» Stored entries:
◆ ◆ ◆ ◆ ◆

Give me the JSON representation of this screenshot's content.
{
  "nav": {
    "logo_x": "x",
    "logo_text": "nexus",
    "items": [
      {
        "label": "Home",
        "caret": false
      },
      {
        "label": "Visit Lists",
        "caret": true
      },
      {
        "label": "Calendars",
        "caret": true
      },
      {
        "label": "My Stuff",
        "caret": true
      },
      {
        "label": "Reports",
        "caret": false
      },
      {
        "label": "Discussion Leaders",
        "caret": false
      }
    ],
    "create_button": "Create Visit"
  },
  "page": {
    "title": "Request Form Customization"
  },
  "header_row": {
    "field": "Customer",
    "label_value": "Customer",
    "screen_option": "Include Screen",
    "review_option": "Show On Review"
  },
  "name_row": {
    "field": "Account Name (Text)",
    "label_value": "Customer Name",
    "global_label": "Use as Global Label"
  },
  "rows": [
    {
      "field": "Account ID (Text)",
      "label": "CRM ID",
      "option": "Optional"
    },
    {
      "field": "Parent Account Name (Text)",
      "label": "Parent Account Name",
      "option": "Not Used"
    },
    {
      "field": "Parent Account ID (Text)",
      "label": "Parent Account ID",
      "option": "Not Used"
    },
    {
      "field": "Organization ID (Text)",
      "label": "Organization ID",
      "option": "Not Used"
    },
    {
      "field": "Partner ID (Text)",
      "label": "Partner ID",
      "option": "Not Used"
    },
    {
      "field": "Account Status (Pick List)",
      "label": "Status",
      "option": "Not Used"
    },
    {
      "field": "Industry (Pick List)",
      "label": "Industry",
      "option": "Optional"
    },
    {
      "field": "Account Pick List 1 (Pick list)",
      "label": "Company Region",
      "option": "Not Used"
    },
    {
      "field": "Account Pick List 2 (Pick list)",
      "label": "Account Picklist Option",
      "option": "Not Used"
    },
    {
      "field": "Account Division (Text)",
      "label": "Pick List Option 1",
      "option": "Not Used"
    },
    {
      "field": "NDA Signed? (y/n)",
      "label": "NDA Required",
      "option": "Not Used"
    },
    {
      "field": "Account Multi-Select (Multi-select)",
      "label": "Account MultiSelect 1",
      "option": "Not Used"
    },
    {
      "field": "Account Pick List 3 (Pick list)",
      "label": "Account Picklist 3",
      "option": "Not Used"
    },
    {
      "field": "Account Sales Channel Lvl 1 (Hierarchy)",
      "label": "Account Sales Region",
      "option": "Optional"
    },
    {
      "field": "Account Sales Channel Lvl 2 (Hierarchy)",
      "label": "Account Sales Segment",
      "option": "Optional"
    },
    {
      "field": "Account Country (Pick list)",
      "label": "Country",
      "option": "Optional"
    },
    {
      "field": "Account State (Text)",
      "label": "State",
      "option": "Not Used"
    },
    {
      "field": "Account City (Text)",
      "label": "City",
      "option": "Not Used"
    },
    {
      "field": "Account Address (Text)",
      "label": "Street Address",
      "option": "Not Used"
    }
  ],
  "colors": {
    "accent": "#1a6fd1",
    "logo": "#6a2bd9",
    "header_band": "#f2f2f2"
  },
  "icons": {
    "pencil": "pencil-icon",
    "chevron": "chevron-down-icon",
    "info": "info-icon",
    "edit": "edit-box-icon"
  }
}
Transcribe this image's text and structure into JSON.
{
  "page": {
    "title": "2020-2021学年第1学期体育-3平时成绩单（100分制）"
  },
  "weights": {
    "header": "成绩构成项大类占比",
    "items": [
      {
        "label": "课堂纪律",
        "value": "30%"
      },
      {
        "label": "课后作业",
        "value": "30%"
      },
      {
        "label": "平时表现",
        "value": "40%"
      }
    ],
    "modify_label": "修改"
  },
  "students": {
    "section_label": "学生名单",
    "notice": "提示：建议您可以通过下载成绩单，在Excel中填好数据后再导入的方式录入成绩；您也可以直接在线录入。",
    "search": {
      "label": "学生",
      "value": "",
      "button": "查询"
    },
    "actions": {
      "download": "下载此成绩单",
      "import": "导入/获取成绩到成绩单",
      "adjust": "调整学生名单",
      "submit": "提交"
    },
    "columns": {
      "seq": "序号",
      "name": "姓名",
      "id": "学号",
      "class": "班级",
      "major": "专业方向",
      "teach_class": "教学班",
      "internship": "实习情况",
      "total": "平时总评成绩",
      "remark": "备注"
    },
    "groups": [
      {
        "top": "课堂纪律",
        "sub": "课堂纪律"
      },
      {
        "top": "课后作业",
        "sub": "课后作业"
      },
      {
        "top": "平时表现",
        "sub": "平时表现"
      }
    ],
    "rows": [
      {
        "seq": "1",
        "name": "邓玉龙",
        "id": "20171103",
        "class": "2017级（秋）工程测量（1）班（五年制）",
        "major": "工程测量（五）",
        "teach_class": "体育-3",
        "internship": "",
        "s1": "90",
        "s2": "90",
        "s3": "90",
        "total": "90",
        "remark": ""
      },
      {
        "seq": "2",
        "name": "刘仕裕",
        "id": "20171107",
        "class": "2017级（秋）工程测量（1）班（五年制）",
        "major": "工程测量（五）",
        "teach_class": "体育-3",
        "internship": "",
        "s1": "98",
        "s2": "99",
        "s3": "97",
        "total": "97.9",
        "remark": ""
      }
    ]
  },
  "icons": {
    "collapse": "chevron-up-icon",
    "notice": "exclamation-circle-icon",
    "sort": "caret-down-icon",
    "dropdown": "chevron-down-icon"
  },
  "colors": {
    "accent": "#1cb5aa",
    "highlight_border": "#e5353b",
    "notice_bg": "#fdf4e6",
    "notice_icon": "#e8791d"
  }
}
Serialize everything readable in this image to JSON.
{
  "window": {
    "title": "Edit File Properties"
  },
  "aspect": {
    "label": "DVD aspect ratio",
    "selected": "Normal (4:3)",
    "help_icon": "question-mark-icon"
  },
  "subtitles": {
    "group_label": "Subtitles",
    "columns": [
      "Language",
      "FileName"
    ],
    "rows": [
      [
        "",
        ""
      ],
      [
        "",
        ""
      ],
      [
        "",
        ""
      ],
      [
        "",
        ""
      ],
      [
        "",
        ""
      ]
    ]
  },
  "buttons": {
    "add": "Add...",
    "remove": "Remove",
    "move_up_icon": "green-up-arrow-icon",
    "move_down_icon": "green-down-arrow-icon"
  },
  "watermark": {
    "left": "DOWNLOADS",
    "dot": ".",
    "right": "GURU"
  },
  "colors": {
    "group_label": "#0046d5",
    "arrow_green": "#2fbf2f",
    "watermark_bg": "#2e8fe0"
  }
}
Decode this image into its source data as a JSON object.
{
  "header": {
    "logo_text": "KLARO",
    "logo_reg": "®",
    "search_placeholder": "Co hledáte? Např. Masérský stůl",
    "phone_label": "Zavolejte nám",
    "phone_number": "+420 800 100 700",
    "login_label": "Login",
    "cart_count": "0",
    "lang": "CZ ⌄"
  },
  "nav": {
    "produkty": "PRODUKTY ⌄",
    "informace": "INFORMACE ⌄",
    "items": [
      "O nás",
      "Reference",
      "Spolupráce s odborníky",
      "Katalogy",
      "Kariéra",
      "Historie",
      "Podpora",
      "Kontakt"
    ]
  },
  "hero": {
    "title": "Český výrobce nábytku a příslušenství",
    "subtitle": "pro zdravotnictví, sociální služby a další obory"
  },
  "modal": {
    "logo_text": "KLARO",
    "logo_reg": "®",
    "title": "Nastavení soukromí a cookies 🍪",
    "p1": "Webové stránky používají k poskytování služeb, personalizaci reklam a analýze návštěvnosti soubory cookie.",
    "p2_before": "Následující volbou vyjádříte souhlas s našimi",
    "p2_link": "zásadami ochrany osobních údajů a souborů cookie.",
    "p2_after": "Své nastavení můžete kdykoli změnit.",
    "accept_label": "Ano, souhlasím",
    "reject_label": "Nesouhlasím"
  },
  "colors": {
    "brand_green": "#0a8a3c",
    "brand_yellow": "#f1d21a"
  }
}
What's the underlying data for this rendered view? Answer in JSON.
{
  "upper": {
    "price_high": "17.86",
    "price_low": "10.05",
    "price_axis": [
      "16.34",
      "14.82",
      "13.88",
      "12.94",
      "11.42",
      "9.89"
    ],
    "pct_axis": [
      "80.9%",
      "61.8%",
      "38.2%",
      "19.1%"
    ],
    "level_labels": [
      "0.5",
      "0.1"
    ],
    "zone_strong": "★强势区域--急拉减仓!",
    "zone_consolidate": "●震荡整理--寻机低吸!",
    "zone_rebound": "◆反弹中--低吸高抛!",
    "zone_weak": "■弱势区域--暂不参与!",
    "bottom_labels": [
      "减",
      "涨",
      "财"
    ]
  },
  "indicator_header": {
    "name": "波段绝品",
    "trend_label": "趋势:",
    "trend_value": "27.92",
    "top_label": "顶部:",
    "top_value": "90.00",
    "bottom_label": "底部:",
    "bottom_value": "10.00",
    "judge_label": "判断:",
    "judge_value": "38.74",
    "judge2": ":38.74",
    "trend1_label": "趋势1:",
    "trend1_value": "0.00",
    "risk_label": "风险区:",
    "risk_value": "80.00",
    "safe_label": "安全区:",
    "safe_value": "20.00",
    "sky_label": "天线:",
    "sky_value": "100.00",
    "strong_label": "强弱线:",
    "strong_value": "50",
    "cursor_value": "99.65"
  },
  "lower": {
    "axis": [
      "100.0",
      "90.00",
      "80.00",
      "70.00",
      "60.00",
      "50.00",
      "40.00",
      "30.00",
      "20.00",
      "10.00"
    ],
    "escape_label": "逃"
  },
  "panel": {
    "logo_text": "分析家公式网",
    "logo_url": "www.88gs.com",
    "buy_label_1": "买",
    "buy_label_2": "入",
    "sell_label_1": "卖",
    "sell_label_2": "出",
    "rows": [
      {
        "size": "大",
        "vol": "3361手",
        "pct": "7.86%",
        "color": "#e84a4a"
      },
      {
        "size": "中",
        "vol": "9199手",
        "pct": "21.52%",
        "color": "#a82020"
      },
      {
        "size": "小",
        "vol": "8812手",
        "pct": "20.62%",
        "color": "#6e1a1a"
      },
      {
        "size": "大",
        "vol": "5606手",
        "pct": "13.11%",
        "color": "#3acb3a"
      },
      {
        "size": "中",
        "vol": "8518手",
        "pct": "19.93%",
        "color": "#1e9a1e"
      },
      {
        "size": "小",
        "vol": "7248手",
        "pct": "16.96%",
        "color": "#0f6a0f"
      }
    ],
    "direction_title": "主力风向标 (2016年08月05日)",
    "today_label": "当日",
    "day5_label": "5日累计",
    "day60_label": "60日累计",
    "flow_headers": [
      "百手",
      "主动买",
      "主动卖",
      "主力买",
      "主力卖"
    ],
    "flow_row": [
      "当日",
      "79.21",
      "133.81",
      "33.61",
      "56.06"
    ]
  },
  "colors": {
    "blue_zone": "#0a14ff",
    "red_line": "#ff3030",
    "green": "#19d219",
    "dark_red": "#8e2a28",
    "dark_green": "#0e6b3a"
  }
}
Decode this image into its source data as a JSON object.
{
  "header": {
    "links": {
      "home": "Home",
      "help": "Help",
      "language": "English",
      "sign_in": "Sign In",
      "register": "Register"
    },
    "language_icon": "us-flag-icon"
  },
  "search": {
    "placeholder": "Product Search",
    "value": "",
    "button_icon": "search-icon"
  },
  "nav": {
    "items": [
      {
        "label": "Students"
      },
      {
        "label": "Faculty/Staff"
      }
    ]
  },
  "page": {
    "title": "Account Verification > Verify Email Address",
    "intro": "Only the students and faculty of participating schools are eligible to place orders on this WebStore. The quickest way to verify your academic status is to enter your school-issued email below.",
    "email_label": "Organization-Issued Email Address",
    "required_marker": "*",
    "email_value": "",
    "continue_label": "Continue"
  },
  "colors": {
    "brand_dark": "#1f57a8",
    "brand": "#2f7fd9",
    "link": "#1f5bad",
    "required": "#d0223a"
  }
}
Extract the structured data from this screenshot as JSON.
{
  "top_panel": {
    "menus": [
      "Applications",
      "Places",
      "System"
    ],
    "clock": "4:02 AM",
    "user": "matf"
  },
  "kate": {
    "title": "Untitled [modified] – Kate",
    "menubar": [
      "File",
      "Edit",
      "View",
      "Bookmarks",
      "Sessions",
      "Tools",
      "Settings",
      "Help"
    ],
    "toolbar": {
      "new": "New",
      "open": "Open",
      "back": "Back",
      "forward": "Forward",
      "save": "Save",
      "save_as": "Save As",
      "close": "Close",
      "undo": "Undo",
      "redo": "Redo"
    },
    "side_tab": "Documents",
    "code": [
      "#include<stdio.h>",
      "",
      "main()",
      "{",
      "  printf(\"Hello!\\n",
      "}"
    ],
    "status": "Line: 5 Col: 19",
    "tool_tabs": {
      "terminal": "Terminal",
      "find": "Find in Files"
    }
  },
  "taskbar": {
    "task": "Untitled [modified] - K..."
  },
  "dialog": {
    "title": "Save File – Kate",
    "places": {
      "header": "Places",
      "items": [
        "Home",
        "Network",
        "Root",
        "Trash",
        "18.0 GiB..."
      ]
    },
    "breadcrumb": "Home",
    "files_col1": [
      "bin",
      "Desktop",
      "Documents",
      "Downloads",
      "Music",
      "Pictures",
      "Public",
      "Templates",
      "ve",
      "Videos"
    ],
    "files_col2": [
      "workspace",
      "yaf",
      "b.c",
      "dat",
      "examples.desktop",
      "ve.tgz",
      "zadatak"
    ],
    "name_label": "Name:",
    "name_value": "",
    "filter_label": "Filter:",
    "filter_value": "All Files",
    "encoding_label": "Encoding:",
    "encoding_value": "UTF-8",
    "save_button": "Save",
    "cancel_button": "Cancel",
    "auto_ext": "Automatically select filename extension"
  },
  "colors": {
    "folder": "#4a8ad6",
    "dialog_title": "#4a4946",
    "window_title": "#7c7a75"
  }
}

◆ ◆ ◆ ◆ ◆

» WRITTEN TASK: What is the number of lines holding the word "image"? State it alone.

» RESULT BELOW: 4